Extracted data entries
- - -

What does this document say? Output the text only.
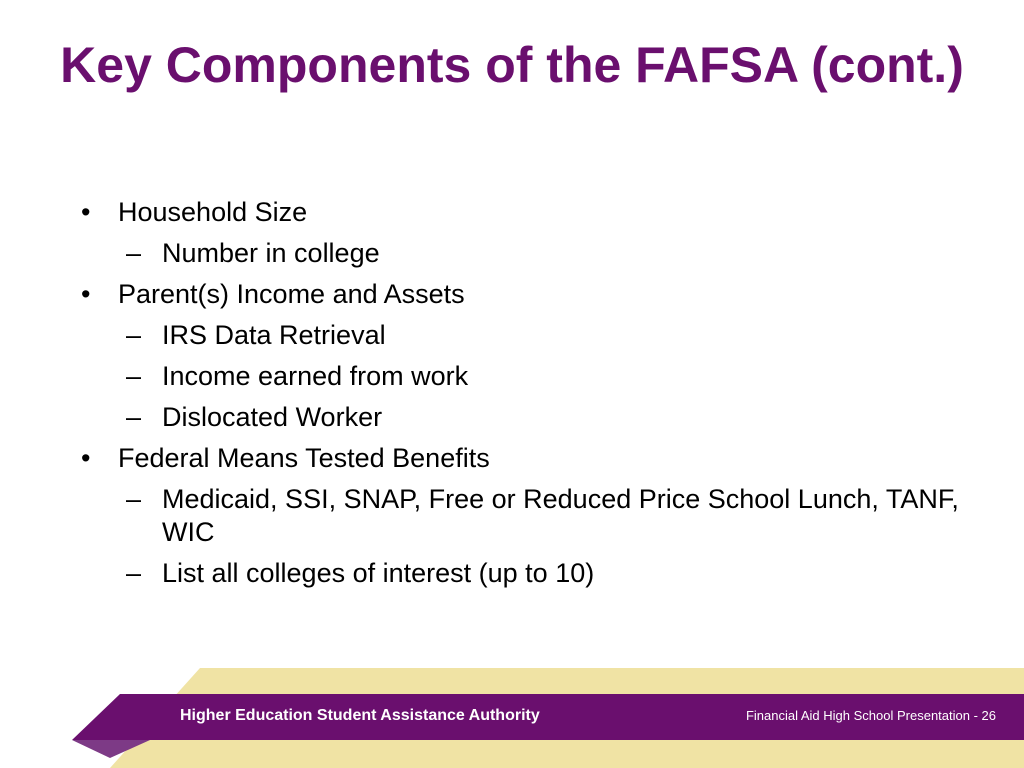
Key Components of the FAFSA (cont.)
• Household Size
– Number in college
• Parent(s) Income and Assets
– IRS Data Retrieval
– Income earned from work
– Dislocated Worker
• Federal Means Tested Benefits
– Medicaid, SSI, SNAP, Free or Reduced Price School Lunch, TANF, WIC
– List all colleges of interest (up to 10)
Higher Education Student Assistance Authority	Financial Aid High School Presentation - 26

- - -

_What to produce:_
Without the pictures, print the whole listing exactly as given.

_Output below:_
What does this document say? Output the text only.
Key Components of the FAFSA (cont.)
• Household Size
– Number in college
• Parent(s) Income and Assets
– IRS Data Retrieval
– Income earned from work
– Dislocated Worker
• Federal Means Tested Benefits
– Medicaid, SSI, SNAP, Free or Reduced Price School Lunch, TANF, WIC
– List all colleges of interest (up to 10)
Higher Education Student Assistance Authority	Financial Aid High School Presentation - 26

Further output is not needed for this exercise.